Mes expériences chez Chomarat, Omya et Arkema m’ont permis d’acquérir une solide expertise en développement international, en création de partenariats stratégiques et en lancement de nouvelles gammes de produits.
Tout au long de mon parcours, j’ai cultivé un réseau actif avec industriels, distributeurs et experts pour accompagner la croissance et anticiper les tendances du marché.

 

PROJET PHARE ET VISION D’AVENIR

Q : Quel projet vous a marqué particulièrement ?

Un de mes projets les plus marquants car un des plus difficiles fut celui du transfert des kits acoustiques IFS intégrés au sein des nacelles des moteurs LEAP depuis notre usine de Welkenraedt en Belgique jusque dans notre nouvelle usine  marocaine de  Casablanca.

> Lignes de données:
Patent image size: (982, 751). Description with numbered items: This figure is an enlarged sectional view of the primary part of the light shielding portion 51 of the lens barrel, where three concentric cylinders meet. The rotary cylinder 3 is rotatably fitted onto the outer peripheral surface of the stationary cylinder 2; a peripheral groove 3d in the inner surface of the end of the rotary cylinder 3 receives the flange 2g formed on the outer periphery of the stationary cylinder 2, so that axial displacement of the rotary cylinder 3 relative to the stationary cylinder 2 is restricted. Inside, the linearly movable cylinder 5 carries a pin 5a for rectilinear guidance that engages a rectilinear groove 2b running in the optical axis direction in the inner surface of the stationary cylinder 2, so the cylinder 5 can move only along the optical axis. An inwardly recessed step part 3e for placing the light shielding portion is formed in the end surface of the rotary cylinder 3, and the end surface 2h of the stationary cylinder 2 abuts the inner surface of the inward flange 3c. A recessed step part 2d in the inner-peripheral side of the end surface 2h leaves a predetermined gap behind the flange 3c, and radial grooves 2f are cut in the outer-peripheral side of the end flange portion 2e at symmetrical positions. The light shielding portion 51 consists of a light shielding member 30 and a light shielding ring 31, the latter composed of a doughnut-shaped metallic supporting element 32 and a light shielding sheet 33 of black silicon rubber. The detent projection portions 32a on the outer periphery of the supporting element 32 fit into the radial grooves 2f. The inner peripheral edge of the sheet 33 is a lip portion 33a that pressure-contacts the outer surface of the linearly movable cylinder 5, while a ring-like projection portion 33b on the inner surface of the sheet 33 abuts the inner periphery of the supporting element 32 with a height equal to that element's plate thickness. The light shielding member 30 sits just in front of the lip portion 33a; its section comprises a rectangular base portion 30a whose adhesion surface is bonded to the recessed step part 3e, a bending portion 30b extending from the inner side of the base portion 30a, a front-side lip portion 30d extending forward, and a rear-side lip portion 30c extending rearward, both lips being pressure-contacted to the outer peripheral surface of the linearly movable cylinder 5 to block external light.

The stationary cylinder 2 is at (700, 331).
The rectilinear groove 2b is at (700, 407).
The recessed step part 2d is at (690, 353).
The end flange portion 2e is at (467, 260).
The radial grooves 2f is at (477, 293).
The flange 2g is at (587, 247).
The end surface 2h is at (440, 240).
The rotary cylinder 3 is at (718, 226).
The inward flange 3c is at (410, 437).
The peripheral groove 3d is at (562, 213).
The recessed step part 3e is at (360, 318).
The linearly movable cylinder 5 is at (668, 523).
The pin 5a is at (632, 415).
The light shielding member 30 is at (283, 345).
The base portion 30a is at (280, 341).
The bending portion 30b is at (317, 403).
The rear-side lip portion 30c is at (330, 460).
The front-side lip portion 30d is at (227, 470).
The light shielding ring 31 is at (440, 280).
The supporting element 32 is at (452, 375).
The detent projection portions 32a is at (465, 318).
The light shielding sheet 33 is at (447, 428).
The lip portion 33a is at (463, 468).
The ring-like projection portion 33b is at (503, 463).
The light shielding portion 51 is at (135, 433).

> Énoncé:
Répondez brièvement aux questions suivantes à partir de l'extrait ci-dessus.
(a) Dans quelles entreprises la personne interrogée a-t-elle acquis son expertise ?
(b) Avec qui a-t-elle cultivé un réseau actif ?
(c) Dans quelle ville se trouve l'usine vers laquelle les kits acoustiques IFS ont été transférés ?

> Réponse attendue:
(a) Chez Chomarat, Omya et Arkema.
(b) Avec des industriels, des distributeurs et des experts.
(c) À Casablanca.